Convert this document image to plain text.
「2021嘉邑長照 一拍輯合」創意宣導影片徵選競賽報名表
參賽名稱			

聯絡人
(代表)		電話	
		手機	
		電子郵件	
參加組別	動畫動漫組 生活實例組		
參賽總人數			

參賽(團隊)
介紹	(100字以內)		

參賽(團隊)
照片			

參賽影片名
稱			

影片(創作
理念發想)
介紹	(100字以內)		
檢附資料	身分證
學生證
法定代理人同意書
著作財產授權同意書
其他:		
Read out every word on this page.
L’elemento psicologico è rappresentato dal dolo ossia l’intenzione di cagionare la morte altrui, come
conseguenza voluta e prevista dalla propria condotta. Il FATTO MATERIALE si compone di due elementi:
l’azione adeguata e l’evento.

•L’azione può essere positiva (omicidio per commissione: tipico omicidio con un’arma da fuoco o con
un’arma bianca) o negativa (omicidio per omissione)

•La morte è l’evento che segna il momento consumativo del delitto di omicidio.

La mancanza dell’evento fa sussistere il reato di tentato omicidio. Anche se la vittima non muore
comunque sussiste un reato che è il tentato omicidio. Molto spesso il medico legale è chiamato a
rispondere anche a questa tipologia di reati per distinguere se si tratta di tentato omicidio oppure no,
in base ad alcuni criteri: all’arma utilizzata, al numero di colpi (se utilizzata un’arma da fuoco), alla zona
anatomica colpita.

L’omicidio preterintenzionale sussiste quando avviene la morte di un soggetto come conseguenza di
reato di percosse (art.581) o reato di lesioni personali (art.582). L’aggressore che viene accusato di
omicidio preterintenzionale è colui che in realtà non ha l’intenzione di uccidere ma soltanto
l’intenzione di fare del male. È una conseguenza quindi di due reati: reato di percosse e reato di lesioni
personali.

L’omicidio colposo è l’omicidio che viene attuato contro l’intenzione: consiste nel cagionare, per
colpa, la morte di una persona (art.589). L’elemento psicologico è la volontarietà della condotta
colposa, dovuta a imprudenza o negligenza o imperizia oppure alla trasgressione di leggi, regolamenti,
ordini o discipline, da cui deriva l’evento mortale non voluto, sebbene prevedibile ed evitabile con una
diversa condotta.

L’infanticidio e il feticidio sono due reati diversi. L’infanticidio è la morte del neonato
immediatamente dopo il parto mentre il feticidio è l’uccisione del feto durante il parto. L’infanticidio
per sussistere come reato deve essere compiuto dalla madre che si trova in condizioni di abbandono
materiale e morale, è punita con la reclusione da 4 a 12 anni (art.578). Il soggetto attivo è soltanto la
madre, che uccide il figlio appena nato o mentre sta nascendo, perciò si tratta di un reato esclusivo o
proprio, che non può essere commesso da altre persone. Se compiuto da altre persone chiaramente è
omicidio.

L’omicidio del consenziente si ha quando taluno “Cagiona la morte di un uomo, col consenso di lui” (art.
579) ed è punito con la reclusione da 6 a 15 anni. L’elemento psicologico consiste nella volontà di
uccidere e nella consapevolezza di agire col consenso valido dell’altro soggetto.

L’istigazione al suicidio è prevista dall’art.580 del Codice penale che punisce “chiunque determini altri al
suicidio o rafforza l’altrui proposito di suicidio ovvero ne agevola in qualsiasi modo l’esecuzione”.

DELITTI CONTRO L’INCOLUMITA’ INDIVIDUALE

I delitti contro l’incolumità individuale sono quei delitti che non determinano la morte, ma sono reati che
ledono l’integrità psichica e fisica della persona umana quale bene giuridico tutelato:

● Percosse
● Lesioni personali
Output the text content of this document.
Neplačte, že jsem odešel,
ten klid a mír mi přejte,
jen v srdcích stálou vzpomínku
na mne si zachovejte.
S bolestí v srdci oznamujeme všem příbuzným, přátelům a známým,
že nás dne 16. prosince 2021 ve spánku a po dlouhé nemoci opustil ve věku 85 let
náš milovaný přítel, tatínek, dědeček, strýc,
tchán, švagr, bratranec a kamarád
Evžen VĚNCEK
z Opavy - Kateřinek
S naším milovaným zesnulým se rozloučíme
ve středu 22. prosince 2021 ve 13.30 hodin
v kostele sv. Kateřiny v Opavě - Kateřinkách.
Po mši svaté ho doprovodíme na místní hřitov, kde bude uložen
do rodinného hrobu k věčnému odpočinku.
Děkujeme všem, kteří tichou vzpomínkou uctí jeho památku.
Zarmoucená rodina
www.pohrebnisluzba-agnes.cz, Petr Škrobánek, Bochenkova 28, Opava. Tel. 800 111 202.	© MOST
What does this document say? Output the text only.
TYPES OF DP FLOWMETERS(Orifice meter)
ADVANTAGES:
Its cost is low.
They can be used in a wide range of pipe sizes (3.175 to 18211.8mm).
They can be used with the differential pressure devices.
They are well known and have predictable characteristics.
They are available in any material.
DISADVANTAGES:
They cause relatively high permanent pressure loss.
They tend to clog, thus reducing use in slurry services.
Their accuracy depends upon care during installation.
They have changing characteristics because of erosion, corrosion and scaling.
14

◆ ◆ ◆

Copy the records above exactly.

Convert this document image to plain text.
「2021嘉邑長照 一拍輯合」創意宣導影片徵選競賽報名表
參賽名稱			

聯絡人
(代表)		電話	
		手機	
		電子郵件	
參加組別	動畫動漫組 生活實例組		
參賽總人數			

參賽(團隊)
介紹	(100字以內)		

參賽(團隊)
照片			

參賽影片名
稱			

影片(創作
理念發想)
介紹	(100字以內)		
檢附資料	身分證
學生證
法定代理人同意書
著作財產授權同意書
其他:		
Read out every word on this page.
L’elemento psicologico è rappresentato dal dolo ossia l’intenzione di cagionare la morte altrui, come
conseguenza voluta e prevista dalla propria condotta. Il FATTO MATERIALE si compone di due elementi:
l’azione adeguata e l’evento.

•L’azione può essere positiva (omicidio per commissione: tipico omicidio con un’arma da fuoco o con
un’arma bianca) o negativa (omicidio per omissione)

•La morte è l’evento che segna il momento consumativo del delitto di omicidio.

La mancanza dell’evento fa sussistere il reato di tentato omicidio. Anche se la vittima non muore
comunque sussiste un reato che è il tentato omicidio. Molto spesso il medico legale è chiamato a
rispondere anche a questa tipologia di reati per distinguere se si tratta di tentato omicidio oppure no,
in base ad alcuni criteri: all’arma utilizzata, al numero di colpi (se utilizzata un’arma da fuoco), alla zona
anatomica colpita.

L’omicidio preterintenzionale sussiste quando avviene la morte di un soggetto come conseguenza di
reato di percosse (art.581) o reato di lesioni personali (art.582). L’aggressore che viene accusato di
omicidio preterintenzionale è colui che in realtà non ha l’intenzione di uccidere ma soltanto
l’intenzione di fare del male. È una conseguenza quindi di due reati: reato di percosse e reato di lesioni
personali.

L’omicidio colposo è l’omicidio che viene attuato contro l’intenzione: consiste nel cagionare, per
colpa, la morte di una persona (art.589). L’elemento psicologico è la volontarietà della condotta
colposa, dovuta a imprudenza o negligenza o imperizia oppure alla trasgressione di leggi, regolamenti,
ordini o discipline, da cui deriva l’evento mortale non voluto, sebbene prevedibile ed evitabile con una
diversa condotta.

L’infanticidio e il feticidio sono due reati diversi. L’infanticidio è la morte del neonato
immediatamente dopo il parto mentre il feticidio è l’uccisione del feto durante il parto. L’infanticidio
per sussistere come reato deve essere compiuto dalla madre che si trova in condizioni di abbandono
materiale e morale, è punita con la reclusione da 4 a 12 anni (art.578). Il soggetto attivo è soltanto la
madre, che uccide il figlio appena nato o mentre sta nascendo, perciò si tratta di un reato esclusivo o
proprio, che non può essere commesso da altre persone. Se compiuto da altre persone chiaramente è
omicidio.

L’omicidio del consenziente si ha quando taluno “Cagiona la morte di un uomo, col consenso di lui” (art.
579) ed è punito con la reclusione da 6 a 15 anni. L’elemento psicologico consiste nella volontà di
uccidere e nella consapevolezza di agire col consenso valido dell’altro soggetto.

L’istigazione al suicidio è prevista dall’art.580 del Codice penale che punisce “chiunque determini altri al
suicidio o rafforza l’altrui proposito di suicidio ovvero ne agevola in qualsiasi modo l’esecuzione”.

DELITTI CONTRO L’INCOLUMITA’ INDIVIDUALE

I delitti contro l’incolumità individuale sono quei delitti che non determinano la morte, ma sono reati che
ledono l’integrità psichica e fisica della persona umana quale bene giuridico tutelato:

● Percosse
● Lesioni personali
Output the text content of this document.
Neplačte, že jsem odešel,
ten klid a mír mi přejte,
jen v srdcích stálou vzpomínku
na mne si zachovejte.
S bolestí v srdci oznamujeme všem příbuzným, přátelům a známým,
že nás dne 16. prosince 2021 ve spánku a po dlouhé nemoci opustil ve věku 85 let
náš milovaný přítel, tatínek, dědeček, strýc,
tchán, švagr, bratranec a kamarád
Evžen VĚNCEK
z Opavy - Kateřinek
S naším milovaným zesnulým se rozloučíme
ve středu 22. prosince 2021 ve 13.30 hodin
v kostele sv. Kateřiny v Opavě - Kateřinkách.
Po mši svaté ho doprovodíme na místní hřitov, kde bude uložen
do rodinného hrobu k věčnému odpočinku.
Děkujeme všem, kteří tichou vzpomínkou uctí jeho památku.
Zarmoucená rodina
www.pohrebnisluzba-agnes.cz, Petr Škrobánek, Bochenkova 28, Opava. Tel. 800 111 202.	© MOST
What does this document say? Output the text only.
TYPES OF DP FLOWMETERS(Orifice meter)
ADVANTAGES:
Its cost is low.
They can be used in a wide range of pipe sizes (3.175 to 18211.8mm).
They can be used with the differential pressure devices.
They are well known and have predictable characteristics.
They are available in any material.
DISADVANTAGES:
They cause relatively high permanent pressure loss.
They tend to clog, thus reducing use in slurry services.
Their accuracy depends upon care during installation.
They have changing characteristics because of erosion, corrosion and scaling.
14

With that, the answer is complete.